▶ _Aim of the task_
Below are some records. Count the lines with "horizontal" in them and give nothing but the total.
## START Data records
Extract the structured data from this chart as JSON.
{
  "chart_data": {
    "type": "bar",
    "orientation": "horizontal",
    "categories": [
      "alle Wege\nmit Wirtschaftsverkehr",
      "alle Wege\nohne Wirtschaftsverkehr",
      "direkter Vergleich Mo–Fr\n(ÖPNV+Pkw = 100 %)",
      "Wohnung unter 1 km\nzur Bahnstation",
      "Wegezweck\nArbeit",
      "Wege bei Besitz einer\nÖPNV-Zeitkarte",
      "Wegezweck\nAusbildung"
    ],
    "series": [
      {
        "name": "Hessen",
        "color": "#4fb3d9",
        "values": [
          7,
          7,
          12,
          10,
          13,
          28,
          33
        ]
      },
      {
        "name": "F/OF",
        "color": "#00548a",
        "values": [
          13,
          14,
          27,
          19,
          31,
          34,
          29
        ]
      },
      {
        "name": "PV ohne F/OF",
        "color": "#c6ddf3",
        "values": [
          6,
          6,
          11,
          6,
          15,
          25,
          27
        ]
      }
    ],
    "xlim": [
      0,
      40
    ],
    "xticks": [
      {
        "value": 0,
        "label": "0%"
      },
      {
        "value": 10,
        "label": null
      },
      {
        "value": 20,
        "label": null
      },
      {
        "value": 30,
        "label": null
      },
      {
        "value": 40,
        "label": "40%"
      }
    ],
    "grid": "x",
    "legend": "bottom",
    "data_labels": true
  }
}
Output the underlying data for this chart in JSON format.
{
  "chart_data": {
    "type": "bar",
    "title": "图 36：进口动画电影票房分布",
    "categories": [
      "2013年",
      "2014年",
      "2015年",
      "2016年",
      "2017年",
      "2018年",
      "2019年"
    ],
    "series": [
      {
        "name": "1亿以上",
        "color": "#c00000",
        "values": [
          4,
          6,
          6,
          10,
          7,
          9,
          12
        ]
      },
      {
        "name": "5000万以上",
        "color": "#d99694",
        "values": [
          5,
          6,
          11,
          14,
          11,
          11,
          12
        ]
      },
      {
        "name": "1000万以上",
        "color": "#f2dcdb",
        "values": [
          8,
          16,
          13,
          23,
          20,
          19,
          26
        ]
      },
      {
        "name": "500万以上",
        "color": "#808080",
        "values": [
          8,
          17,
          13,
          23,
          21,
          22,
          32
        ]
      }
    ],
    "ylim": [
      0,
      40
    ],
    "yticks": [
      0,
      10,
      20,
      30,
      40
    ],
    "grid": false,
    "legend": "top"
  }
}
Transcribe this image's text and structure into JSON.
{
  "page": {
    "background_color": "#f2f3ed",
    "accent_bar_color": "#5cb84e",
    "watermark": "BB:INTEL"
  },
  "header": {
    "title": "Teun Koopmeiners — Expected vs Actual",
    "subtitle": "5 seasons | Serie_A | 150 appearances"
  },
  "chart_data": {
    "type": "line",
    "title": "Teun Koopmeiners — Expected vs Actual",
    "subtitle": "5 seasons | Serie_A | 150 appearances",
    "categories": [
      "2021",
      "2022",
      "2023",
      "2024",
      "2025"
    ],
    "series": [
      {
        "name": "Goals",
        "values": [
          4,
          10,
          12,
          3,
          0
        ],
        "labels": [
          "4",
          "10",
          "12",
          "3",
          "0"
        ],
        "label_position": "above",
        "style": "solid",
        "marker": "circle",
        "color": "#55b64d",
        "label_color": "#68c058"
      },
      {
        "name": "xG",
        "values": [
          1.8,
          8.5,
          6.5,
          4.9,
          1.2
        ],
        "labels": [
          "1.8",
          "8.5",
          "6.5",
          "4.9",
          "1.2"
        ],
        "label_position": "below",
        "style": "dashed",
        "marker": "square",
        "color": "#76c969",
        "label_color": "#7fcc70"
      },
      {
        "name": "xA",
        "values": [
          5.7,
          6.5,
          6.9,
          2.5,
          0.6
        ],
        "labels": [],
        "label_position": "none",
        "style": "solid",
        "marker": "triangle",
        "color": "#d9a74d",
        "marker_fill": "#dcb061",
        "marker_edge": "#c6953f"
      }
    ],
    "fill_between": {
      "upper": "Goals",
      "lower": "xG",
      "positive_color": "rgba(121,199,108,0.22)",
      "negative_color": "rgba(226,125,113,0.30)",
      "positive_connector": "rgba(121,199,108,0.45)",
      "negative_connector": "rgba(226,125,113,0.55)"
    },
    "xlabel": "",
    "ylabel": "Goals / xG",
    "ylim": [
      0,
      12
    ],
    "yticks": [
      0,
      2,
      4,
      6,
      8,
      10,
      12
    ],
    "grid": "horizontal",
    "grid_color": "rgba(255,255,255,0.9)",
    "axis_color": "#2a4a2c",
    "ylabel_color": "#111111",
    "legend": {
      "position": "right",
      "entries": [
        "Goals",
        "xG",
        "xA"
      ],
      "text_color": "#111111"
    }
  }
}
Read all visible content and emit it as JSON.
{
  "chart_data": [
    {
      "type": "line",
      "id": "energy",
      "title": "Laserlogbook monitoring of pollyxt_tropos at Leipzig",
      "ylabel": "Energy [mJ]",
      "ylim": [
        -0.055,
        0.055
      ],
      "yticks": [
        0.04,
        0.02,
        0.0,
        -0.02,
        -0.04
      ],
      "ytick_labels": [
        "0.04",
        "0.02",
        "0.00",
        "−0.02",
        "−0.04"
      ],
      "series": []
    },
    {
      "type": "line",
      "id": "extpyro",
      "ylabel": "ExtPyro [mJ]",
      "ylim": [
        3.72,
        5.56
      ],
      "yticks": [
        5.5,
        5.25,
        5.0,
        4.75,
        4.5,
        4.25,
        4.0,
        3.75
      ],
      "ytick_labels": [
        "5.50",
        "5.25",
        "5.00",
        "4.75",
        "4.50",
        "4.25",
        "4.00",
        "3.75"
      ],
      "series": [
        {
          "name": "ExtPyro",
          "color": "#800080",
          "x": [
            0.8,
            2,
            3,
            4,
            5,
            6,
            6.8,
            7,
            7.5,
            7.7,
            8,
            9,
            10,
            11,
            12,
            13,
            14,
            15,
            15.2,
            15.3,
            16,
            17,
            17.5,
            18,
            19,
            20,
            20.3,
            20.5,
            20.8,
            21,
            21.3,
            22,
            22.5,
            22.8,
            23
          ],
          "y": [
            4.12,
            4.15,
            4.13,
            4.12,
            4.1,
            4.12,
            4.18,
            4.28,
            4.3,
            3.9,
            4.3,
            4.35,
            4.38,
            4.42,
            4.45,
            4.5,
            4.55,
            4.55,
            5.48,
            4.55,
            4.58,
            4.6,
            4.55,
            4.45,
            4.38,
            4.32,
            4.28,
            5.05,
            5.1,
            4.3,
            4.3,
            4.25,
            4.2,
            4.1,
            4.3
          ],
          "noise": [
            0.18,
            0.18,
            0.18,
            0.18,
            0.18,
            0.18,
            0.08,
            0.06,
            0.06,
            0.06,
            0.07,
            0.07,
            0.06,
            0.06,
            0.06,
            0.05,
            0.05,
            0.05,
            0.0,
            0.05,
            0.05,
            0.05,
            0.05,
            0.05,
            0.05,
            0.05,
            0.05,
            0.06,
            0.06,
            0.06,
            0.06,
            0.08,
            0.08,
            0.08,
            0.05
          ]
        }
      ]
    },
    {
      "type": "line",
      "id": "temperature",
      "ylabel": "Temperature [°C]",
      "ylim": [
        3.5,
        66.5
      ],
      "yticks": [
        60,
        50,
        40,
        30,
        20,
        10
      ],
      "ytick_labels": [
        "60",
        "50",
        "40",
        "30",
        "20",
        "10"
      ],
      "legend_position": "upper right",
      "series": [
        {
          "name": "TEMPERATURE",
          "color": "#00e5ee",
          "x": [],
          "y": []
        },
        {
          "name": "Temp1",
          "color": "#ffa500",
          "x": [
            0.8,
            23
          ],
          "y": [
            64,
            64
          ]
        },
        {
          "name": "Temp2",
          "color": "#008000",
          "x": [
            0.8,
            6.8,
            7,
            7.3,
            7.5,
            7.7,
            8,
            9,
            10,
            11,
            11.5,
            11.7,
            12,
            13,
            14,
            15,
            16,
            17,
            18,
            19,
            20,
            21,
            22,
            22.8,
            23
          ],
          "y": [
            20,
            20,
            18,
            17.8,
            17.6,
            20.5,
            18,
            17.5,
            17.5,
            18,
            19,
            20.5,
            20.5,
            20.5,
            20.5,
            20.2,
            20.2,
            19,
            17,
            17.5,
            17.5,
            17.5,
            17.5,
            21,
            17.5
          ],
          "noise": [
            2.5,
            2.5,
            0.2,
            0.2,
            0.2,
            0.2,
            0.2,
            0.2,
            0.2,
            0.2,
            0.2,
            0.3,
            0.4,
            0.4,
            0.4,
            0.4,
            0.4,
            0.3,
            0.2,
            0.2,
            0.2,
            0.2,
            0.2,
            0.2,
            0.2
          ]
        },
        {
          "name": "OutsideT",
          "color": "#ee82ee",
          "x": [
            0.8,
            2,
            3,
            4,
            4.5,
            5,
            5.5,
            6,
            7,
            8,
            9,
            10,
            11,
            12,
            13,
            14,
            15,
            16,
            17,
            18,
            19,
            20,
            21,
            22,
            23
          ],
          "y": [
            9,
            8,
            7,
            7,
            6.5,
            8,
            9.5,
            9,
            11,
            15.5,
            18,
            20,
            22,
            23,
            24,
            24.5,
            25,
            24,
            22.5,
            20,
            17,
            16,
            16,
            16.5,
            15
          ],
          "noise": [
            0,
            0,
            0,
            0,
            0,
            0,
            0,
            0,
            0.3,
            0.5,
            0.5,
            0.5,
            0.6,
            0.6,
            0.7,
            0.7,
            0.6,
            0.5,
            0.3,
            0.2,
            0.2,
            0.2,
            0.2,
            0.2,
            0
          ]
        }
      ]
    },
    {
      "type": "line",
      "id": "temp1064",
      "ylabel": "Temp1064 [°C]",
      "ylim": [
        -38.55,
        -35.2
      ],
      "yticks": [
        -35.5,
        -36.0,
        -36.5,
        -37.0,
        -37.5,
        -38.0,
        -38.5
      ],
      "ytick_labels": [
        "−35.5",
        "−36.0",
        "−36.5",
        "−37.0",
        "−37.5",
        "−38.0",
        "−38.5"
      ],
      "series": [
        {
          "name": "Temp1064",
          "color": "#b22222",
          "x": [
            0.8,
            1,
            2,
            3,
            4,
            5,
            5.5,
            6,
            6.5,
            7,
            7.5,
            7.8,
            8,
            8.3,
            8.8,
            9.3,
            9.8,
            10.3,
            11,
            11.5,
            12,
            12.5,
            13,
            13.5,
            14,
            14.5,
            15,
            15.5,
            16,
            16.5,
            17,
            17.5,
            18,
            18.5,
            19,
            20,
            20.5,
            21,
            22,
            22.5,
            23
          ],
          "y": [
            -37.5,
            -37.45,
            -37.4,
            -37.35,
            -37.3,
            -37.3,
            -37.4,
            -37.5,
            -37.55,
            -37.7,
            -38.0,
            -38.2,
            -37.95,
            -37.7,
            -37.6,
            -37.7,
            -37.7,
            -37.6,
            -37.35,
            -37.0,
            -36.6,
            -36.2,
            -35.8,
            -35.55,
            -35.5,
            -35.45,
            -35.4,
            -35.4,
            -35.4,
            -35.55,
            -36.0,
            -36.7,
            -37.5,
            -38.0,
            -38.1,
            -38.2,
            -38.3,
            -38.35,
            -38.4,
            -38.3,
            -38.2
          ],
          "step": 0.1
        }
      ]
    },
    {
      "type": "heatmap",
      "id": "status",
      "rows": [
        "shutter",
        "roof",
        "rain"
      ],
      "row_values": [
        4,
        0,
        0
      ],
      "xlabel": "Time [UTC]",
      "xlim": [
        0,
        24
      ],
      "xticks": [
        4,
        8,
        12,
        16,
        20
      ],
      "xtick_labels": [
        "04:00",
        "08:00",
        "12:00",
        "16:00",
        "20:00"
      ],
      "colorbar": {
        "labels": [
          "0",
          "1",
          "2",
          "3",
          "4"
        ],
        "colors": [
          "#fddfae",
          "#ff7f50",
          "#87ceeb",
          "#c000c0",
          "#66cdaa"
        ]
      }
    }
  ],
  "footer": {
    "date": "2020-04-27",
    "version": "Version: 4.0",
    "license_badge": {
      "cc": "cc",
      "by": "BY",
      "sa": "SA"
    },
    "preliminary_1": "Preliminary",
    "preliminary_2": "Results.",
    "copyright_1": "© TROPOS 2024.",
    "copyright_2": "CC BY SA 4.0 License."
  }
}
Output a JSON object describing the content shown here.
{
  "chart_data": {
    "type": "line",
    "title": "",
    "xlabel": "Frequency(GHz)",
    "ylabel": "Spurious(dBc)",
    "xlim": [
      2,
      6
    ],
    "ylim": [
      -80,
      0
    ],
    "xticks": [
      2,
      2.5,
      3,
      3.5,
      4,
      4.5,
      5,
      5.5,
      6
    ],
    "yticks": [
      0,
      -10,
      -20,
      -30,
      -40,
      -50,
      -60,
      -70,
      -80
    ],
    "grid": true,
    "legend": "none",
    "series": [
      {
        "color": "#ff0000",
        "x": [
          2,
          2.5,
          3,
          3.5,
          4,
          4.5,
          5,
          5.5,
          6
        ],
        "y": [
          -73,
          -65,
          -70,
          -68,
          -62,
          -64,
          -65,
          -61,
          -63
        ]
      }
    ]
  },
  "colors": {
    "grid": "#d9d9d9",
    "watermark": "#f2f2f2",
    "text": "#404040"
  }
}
## END Data records
▶ _Correct result_
2